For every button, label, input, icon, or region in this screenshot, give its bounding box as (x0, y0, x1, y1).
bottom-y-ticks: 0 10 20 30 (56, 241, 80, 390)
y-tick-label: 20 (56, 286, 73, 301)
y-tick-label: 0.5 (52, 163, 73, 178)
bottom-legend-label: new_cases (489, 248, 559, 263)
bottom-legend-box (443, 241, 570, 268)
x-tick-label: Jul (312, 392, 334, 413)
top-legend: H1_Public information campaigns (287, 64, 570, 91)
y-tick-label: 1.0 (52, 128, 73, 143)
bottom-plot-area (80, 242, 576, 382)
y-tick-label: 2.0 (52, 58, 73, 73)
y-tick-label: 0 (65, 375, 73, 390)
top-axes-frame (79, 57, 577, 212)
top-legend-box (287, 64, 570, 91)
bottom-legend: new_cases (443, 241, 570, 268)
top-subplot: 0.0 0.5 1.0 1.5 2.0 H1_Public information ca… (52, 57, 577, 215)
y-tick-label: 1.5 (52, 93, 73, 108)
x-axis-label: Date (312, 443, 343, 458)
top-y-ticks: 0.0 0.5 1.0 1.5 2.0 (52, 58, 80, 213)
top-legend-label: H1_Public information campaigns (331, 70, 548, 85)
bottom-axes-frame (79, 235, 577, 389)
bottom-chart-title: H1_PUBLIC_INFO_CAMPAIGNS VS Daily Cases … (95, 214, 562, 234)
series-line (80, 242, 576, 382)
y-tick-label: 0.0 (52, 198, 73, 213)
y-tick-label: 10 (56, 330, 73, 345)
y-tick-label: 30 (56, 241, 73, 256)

━━━━

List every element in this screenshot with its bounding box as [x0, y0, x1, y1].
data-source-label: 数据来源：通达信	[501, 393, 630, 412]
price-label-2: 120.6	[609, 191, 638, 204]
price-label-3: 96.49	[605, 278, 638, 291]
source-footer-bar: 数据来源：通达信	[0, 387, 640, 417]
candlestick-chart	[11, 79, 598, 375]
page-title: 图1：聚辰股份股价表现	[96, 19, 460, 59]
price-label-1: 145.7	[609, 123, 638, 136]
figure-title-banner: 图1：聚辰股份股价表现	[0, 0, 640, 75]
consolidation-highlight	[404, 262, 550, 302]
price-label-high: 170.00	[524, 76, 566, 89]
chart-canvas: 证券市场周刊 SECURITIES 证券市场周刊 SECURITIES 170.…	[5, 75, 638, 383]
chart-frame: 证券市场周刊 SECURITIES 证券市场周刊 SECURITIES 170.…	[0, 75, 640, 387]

━━━━

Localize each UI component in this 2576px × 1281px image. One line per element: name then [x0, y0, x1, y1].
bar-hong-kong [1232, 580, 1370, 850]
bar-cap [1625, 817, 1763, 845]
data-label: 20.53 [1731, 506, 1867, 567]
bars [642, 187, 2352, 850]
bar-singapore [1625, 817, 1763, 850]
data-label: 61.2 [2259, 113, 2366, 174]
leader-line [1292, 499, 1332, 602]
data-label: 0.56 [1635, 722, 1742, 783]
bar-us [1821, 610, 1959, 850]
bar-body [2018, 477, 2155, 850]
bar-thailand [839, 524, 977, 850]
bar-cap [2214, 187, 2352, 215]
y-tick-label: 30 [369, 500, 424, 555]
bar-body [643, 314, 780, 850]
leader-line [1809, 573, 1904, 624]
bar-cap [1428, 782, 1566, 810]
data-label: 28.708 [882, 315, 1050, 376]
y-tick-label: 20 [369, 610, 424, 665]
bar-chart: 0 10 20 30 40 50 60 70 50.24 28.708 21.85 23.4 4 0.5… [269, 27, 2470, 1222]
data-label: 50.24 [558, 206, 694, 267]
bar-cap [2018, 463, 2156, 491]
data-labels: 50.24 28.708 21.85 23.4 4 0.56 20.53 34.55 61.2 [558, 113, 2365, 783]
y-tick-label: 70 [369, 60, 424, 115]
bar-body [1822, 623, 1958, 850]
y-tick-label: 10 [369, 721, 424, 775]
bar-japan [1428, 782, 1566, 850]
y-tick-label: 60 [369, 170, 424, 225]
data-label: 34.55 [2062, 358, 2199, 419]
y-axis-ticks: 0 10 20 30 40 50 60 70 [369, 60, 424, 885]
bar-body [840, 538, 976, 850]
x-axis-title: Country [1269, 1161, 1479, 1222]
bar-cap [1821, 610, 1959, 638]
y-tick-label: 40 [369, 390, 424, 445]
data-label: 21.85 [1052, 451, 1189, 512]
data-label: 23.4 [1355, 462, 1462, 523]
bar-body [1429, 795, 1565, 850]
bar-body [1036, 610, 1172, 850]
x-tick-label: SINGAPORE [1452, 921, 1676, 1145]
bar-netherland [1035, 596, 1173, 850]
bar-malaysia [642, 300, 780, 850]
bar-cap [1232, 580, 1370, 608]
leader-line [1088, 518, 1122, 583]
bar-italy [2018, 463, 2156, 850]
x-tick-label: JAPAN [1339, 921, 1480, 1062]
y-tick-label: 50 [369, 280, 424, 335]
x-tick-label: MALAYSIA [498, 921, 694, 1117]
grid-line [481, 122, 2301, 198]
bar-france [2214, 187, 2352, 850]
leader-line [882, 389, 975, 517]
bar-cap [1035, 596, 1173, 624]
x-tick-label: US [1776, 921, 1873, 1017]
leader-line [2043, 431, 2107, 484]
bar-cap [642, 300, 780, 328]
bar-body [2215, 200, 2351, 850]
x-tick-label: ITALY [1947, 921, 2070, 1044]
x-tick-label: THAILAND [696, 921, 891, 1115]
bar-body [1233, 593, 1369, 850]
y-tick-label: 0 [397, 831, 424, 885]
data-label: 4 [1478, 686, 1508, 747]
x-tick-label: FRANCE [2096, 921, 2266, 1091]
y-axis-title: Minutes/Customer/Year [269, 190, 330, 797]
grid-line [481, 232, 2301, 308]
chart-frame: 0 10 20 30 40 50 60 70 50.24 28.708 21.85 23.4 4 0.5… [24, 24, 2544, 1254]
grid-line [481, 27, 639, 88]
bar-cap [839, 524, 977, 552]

━━━━

= Exercise details =
Copy out the listing lines from the one containing "List every element" through the one containing "chart-frame: 证券市场周刊 SECURITIES", inclusive, with no changes.

= Answer for the task =
List every element in this screenshot with its bounding box as [x0, y0, x1, y1].
data-source-label: 数据来源：通达信	[501, 393, 630, 412]
price-label-2: 120.6	[609, 191, 638, 204]
price-label-3: 96.49	[605, 278, 638, 291]
source-footer-bar: 数据来源：通达信	[0, 387, 640, 417]
candlestick-chart	[11, 79, 598, 375]
page-title: 图1：聚辰股份股价表现	[96, 19, 460, 59]
price-label-1: 145.7	[609, 123, 638, 136]
figure-title-banner: 图1：聚辰股份股价表现	[0, 0, 640, 75]
consolidation-highlight	[404, 262, 550, 302]
price-label-high: 170.00	[524, 76, 566, 89]
chart-canvas: 证券市场周刊 SECURITIES 证券市场周刊 SECURITIES 170.…	[5, 75, 638, 383]
chart-frame: 证券市场周刊 SECURITIES 证券市场周刊 SECURITIES 170.…	[0, 75, 640, 387]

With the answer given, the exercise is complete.